* _SHORT TASK_: Skip the pictures. Reproduce all other material exactly.

Stored entries:
================================

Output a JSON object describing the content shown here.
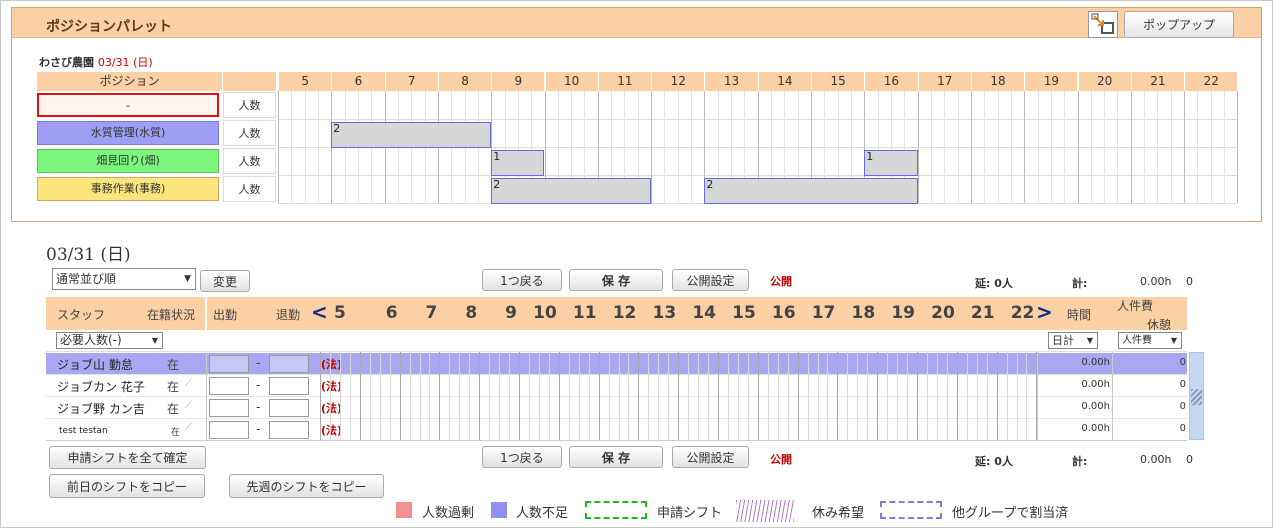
{
  "palette": {
    "title": "ポジションパレット",
    "popup_label": "ポップアップ",
    "farm_name": "わさび農園",
    "farm_date": "03/31 (日)",
    "position_header": "ポジション",
    "hours": [
      "5",
      "6",
      "7",
      "8",
      "9",
      "10",
      "11",
      "12",
      "13",
      "14",
      "15",
      "16",
      "17",
      "18",
      "19",
      "20",
      "21",
      "22"
    ],
    "rows": [
      {
        "name": "-",
        "color": "#fff5ef",
        "border": "#e01010",
        "label": "人数"
      },
      {
        "name": "水質管理(水質)",
        "color": "#9e9ef5",
        "border": "#7a7ad8",
        "label": "人数"
      },
      {
        "name": "畑見回り(畑)",
        "color": "#7cf57c",
        "border": "#58c858",
        "label": "人数"
      },
      {
        "name": "事務作業(事務)",
        "color": "#fbe57c",
        "border": "#d5a25f",
        "label": "人数"
      }
    ],
    "bars": [
      {
        "row": 1,
        "start": 6,
        "end": 9,
        "count": "2"
      },
      {
        "row": 2,
        "start": 9,
        "end": 10,
        "count": "1"
      },
      {
        "row": 2,
        "start": 16,
        "end": 17,
        "count": "1"
      },
      {
        "row": 3,
        "start": 9,
        "end": 12,
        "count": "2"
      },
      {
        "row": 3,
        "start": 13,
        "end": 17,
        "count": "2"
      }
    ]
  },
  "day": {
    "title": "03/31 (日)",
    "sort_select": "通常並び順",
    "change_btn": "変更",
    "undo_btn": "1つ戻る",
    "save_btn": "保 存",
    "publish_btn": "公開設定",
    "public_status": "公開",
    "total_people": "延: 0人",
    "total_label": "計:",
    "total_hours": "0.00h",
    "total_cost": "0"
  },
  "grid": {
    "staff_col": "スタッフ",
    "status_col": "在籍状況",
    "start_col": "出勤",
    "end_col": "退勤",
    "prev_arrow": "<",
    "next_arrow": ">",
    "hours": [
      "5",
      "6",
      "7",
      "8",
      "9",
      "10",
      "11",
      "12",
      "13",
      "14",
      "15",
      "16",
      "17",
      "18",
      "19",
      "20",
      "21",
      "22"
    ],
    "time_col": "時間",
    "cost_col": "人件費",
    "break_col": "休憩",
    "required_select": "必要人数(-)",
    "daily_select": "日計",
    "cost_select": "人件費",
    "staff": [
      {
        "name": "ジョブ山 勤怠",
        "status": "在",
        "legal": "(法)",
        "hours": "0.00h",
        "cost": "0",
        "highlight": true
      },
      {
        "name": "ジョブカン 花子",
        "status": "在",
        "legal": "(法)",
        "hours": "0.00h",
        "cost": "0",
        "highlight": false
      },
      {
        "name": "ジョブ野 カン吉",
        "status": "在",
        "legal": "(法)",
        "hours": "0.00h",
        "cost": "0",
        "highlight": false
      },
      {
        "name": "test testan",
        "status": "在",
        "legal": "(法)",
        "hours": "0.00h",
        "cost": "0",
        "highlight": false
      }
    ],
    "separator": "-"
  },
  "bottom": {
    "confirm_btn": "申請シフトを全て確定",
    "copy_prev_day_btn": "前日のシフトをコピー",
    "copy_prev_week_btn": "先週のシフトをコピー",
    "undo_btn": "1つ戻る",
    "save_btn": "保 存",
    "publish_btn": "公開設定",
    "public_status": "公開",
    "total_people": "延: 0人",
    "total_label": "計:",
    "total_hours": "0.00h",
    "total_cost": "0"
  },
  "legend": [
    {
      "label": "人数過剰",
      "color": "#f49090",
      "style": "solid"
    },
    {
      "label": "人数不足",
      "color": "#9090f0",
      "style": "solid"
    },
    {
      "label": "申請シフト",
      "color": "#22b822",
      "style": "dashed"
    },
    {
      "label": "休み希望",
      "color": "#a070c0",
      "style": "hatched"
    },
    {
      "label": "他グループで割当済",
      "color": "#8080c8",
      "style": "dashed"
    }
  ]
}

================================

* _CORRECT RESPONSE_:
Output a JSON object describing the content shown here.
{
  "palette": {
    "title": "ポジションパレット",
    "popup_label": "ポップアップ",
    "farm_name": "わさび農園",
    "farm_date": "03/31 (日)",
    "position_header": "ポジション",
    "hours": [
      "5",
      "6",
      "7",
      "8",
      "9",
      "10",
      "11",
      "12",
      "13",
      "14",
      "15",
      "16",
      "17",
      "18",
      "19",
      "20",
      "21",
      "22"
    ],
    "rows": [
      {
        "name": "-",
        "color": "#fff5ef",
        "border": "#e01010",
        "label": "人数"
      },
      {
        "name": "水質管理(水質)",
        "color": "#9e9ef5",
        "border": "#7a7ad8",
        "label": "人数"
      },
      {
        "name": "畑見回り(畑)",
        "color": "#7cf57c",
        "border": "#58c858",
        "label": "人数"
      },
      {
        "name": "事務作業(事務)",
        "color": "#fbe57c",
        "border": "#d5a25f",
        "label": "人数"
      }
    ],
    "bars": [
      {
        "row": 1,
        "start": 6,
        "end": 9,
        "count": "2"
      },
      {
        "row": 2,
        "start": 9,
        "end": 10,
        "count": "1"
      },
      {
        "row": 2,
        "start": 16,
        "end": 17,
        "count": "1"
      },
      {
        "row": 3,
        "start": 9,
        "end": 12,
        "count": "2"
      },
      {
        "row": 3,
        "start": 13,
        "end": 17,
        "count": "2"
      }
    ]
  },
  "day": {
    "title": "03/31 (日)",
    "sort_select": "通常並び順",
    "change_btn": "変更",
    "undo_btn": "1つ戻る",
    "save_btn": "保 存",
    "publish_btn": "公開設定",
    "public_status": "公開",
    "total_people": "延: 0人",
    "total_label": "計:",
    "total_hours": "0.00h",
    "total_cost": "0"
  },
  "grid": {
    "staff_col": "スタッフ",
    "status_col": "在籍状況",
    "start_col": "出勤",
    "end_col": "退勤",
    "prev_arrow": "<",
    "next_arrow": ">",
    "hours": [
      "5",
      "6",
      "7",
      "8",
      "9",
      "10",
      "11",
      "12",
      "13",
      "14",
      "15",
      "16",
      "17",
      "18",
      "19",
      "20",
      "21",
      "22"
    ],
    "time_col": "時間",
    "cost_col": "人件費",
    "break_col": "休憩",
    "required_select": "必要人数(-)",
    "daily_select": "日計",
    "cost_select": "人件費",
    "staff": [
      {
        "name": "ジョブ山 勤怠",
        "status": "在",
        "legal": "(法)",
        "hours": "0.00h",
        "cost": "0",
        "highlight": true
      },
      {
        "name": "ジョブカン 花子",
        "status": "在",
        "legal": "(法)",
        "hours": "0.00h",
        "cost": "0",
        "highlight": false
      },
      {
        "name": "ジョブ野 カン吉",
        "status": "在",
        "legal": "(法)",
        "hours": "0.00h",
        "cost": "0",
        "highlight": false
      },
      {
        "name": "test testan",
        "status": "在",
        "legal": "(法)",
        "hours": "0.00h",
        "cost": "0",
        "highlight": false
      }
    ],
    "separator": "-"
  },
  "bottom": {
    "confirm_btn": "申請シフトを全て確定",
    "copy_prev_day_btn": "前日のシフトをコピー",
    "copy_prev_week_btn": "先週のシフトをコピー",
    "undo_btn": "1つ戻る",
    "save_btn": "保 存",
    "publish_btn": "公開設定",
    "public_status": "公開",
    "total_people": "延: 0人",
    "total_label": "計:",
    "total_hours": "0.00h",
    "total_cost": "0"
  },
  "legend": [
    {
      "label": "人数過剰",
      "color": "#f49090",
      "style": "solid"
    },
    {
      "label": "人数不足",
      "color": "#9090f0",
      "style": "solid"
    },
    {
      "label": "申請シフト",
      "color": "#22b822",
      "style": "dashed"
    },
    {
      "label": "休み希望",
      "color": "#a070c0",
      "style": "hatched"
    },
    {
      "label": "他グループで割当済",
      "color": "#8080c8",
      "style": "dashed"
    }
  ]
}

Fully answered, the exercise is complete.